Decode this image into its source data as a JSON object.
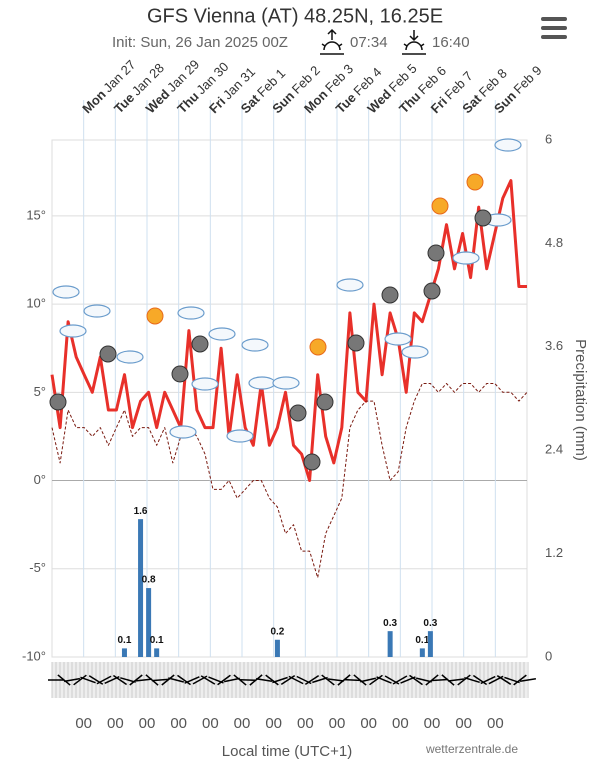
{
  "chart_data": {
    "type": "line",
    "title": "GFS Vienna (AT) 48.25N, 16.25E",
    "subtitle": "Init: Sun, 26 Jan 2025 00Z",
    "sunrise": "07:34",
    "sunset": "16:40",
    "day_labels": [
      {
        "day": "Mon",
        "date": "Jan 27"
      },
      {
        "day": "Tue",
        "date": "Jan 28"
      },
      {
        "day": "Wed",
        "date": "Jan 29"
      },
      {
        "day": "Thu",
        "date": "Jan 30"
      },
      {
        "day": "Fri",
        "date": "Jan 31"
      },
      {
        "day": "Sat",
        "date": "Feb 1"
      },
      {
        "day": "Sun",
        "date": "Feb 2"
      },
      {
        "day": "Mon",
        "date": "Feb 3"
      },
      {
        "day": "Tue",
        "date": "Feb 4"
      },
      {
        "day": "Wed",
        "date": "Feb 5"
      },
      {
        "day": "Thu",
        "date": "Feb 6"
      },
      {
        "day": "Fri",
        "date": "Feb 7"
      },
      {
        "day": "Sat",
        "date": "Feb 8"
      },
      {
        "day": "Sun",
        "date": "Feb 9"
      }
    ],
    "hour_labels": [
      "00",
      "00",
      "00",
      "00",
      "00",
      "00",
      "00",
      "00",
      "00",
      "00",
      "00",
      "00",
      "00",
      "00"
    ],
    "ylim": [
      -10,
      19.3
    ],
    "yticks": [
      {
        "value": -10,
        "label": "-10°"
      },
      {
        "value": -5,
        "label": "-5°"
      },
      {
        "value": 0,
        "label": "0°"
      },
      {
        "value": 5,
        "label": "5°"
      },
      {
        "value": 10,
        "label": "10°"
      },
      {
        "value": 15,
        "label": "15°"
      }
    ],
    "y2lim": [
      0,
      6
    ],
    "y2ticks": [
      0,
      1.2,
      2.4,
      3.6,
      4.8,
      6
    ],
    "y2_label": "Precipitation (mm)",
    "x_label": "Local time (UTC+1)",
    "credit": "wetterzentrale.de",
    "grid": true,
    "series": [
      {
        "color": "#e8302a",
        "dash": false,
        "values": [
          6,
          3,
          9,
          7,
          6,
          5,
          7,
          4,
          4,
          6,
          3,
          4.5,
          5,
          3,
          5,
          4,
          3,
          8.5,
          4,
          3,
          3,
          7.5,
          2.5,
          6,
          3,
          2,
          5.5,
          2,
          3,
          5,
          2,
          1.5,
          0,
          6,
          2.5,
          1,
          3,
          9.5,
          5,
          4.5,
          10,
          6,
          9.5,
          8,
          5,
          9.5,
          9,
          10.5,
          12,
          14.5,
          12,
          14,
          11.5,
          15.5,
          12,
          14,
          16,
          17,
          11,
          11
        ]
      },
      {
        "color": "#7a1a10",
        "dash": true,
        "values": [
          3,
          1,
          4,
          3,
          3,
          2.5,
          3,
          2,
          3,
          4,
          2.5,
          3,
          3,
          2,
          3,
          1,
          2.5,
          3,
          2.5,
          1.5,
          -0.5,
          -0.5,
          0,
          -1,
          -0.5,
          0,
          0,
          -1,
          -1.5,
          -3,
          -2.5,
          -4,
          -4,
          -5.5,
          -3,
          -2,
          -1,
          3,
          4,
          4.5,
          4.5,
          2,
          0,
          0.5,
          3,
          4.5,
          5.5,
          5.5,
          5,
          5.5,
          5,
          5.5,
          5.5,
          5,
          5.5,
          5.5,
          5,
          5,
          4.5,
          5
        ]
      },
      {
        "color": "#3a78b5",
        "axis": "y2",
        "bars": true,
        "values": [
          0,
          0,
          0,
          0,
          0,
          0,
          0,
          0,
          0,
          0.1,
          0,
          1.6,
          0.8,
          0.1,
          0,
          0,
          0,
          0,
          0,
          0,
          0,
          0,
          0,
          0,
          0,
          0,
          0,
          0,
          0.2,
          0,
          0,
          0,
          0,
          0,
          0,
          0,
          0,
          0,
          0,
          0,
          0,
          0,
          0.3,
          0,
          0,
          0,
          0.1,
          0.3,
          0,
          0,
          0,
          0,
          0,
          0,
          0,
          0,
          0,
          0,
          0,
          0
        ]
      }
    ]
  }
}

Task details >>
Quote all of the entries word for word, omitting any pictures.

Completed task >>
Decode this image into its source data as a JSON object.
{
  "chart_data": {
    "type": "line",
    "title": "GFS Vienna (AT) 48.25N, 16.25E",
    "subtitle": "Init: Sun, 26 Jan 2025 00Z",
    "sunrise": "07:34",
    "sunset": "16:40",
    "day_labels": [
      {
        "day": "Mon",
        "date": "Jan 27"
      },
      {
        "day": "Tue",
        "date": "Jan 28"
      },
      {
        "day": "Wed",
        "date": "Jan 29"
      },
      {
        "day": "Thu",
        "date": "Jan 30"
      },
      {
        "day": "Fri",
        "date": "Jan 31"
      },
      {
        "day": "Sat",
        "date": "Feb 1"
      },
      {
        "day": "Sun",
        "date": "Feb 2"
      },
      {
        "day": "Mon",
        "date": "Feb 3"
      },
      {
        "day": "Tue",
        "date": "Feb 4"
      },
      {
        "day": "Wed",
        "date": "Feb 5"
      },
      {
        "day": "Thu",
        "date": "Feb 6"
      },
      {
        "day": "Fri",
        "date": "Feb 7"
      },
      {
        "day": "Sat",
        "date": "Feb 8"
      },
      {
        "day": "Sun",
        "date": "Feb 9"
      }
    ],
    "hour_labels": [
      "00",
      "00",
      "00",
      "00",
      "00",
      "00",
      "00",
      "00",
      "00",
      "00",
      "00",
      "00",
      "00",
      "00"
    ],
    "ylim": [
      -10,
      19.3
    ],
    "yticks": [
      {
        "value": -10,
        "label": "-10°"
      },
      {
        "value": -5,
        "label": "-5°"
      },
      {
        "value": 0,
        "label": "0°"
      },
      {
        "value": 5,
        "label": "5°"
      },
      {
        "value": 10,
        "label": "10°"
      },
      {
        "value": 15,
        "label": "15°"
      }
    ],
    "y2lim": [
      0,
      6
    ],
    "y2ticks": [
      0,
      1.2,
      2.4,
      3.6,
      4.8,
      6
    ],
    "y2_label": "Precipitation (mm)",
    "x_label": "Local time (UTC+1)",
    "credit": "wetterzentrale.de",
    "grid": true,
    "series": [
      {
        "color": "#e8302a",
        "dash": false,
        "values": [
          6,
          3,
          9,
          7,
          6,
          5,
          7,
          4,
          4,
          6,
          3,
          4.5,
          5,
          3,
          5,
          4,
          3,
          8.5,
          4,
          3,
          3,
          7.5,
          2.5,
          6,
          3,
          2,
          5.5,
          2,
          3,
          5,
          2,
          1.5,
          0,
          6,
          2.5,
          1,
          3,
          9.5,
          5,
          4.5,
          10,
          6,
          9.5,
          8,
          5,
          9.5,
          9,
          10.5,
          12,
          14.5,
          12,
          14,
          11.5,
          15.5,
          12,
          14,
          16,
          17,
          11,
          11
        ]
      },
      {
        "color": "#7a1a10",
        "dash": true,
        "values": [
          3,
          1,
          4,
          3,
          3,
          2.5,
          3,
          2,
          3,
          4,
          2.5,
          3,
          3,
          2,
          3,
          1,
          2.5,
          3,
          2.5,
          1.5,
          -0.5,
          -0.5,
          0,
          -1,
          -0.5,
          0,
          0,
          -1,
          -1.5,
          -3,
          -2.5,
          -4,
          -4,
          -5.5,
          -3,
          -2,
          -1,
          3,
          4,
          4.5,
          4.5,
          2,
          0,
          0.5,
          3,
          4.5,
          5.5,
          5.5,
          5,
          5.5,
          5,
          5.5,
          5.5,
          5,
          5.5,
          5.5,
          5,
          5,
          4.5,
          5
        ]
      },
      {
        "color": "#3a78b5",
        "axis": "y2",
        "bars": true,
        "values": [
          0,
          0,
          0,
          0,
          0,
          0,
          0,
          0,
          0,
          0.1,
          0,
          1.6,
          0.8,
          0.1,
          0,
          0,
          0,
          0,
          0,
          0,
          0,
          0,
          0,
          0,
          0,
          0,
          0,
          0,
          0.2,
          0,
          0,
          0,
          0,
          0,
          0,
          0,
          0,
          0,
          0,
          0,
          0,
          0,
          0.3,
          0,
          0,
          0,
          0.1,
          0.3,
          0,
          0,
          0,
          0,
          0,
          0,
          0,
          0,
          0,
          0,
          0,
          0
        ]
      }
    ]
  }
}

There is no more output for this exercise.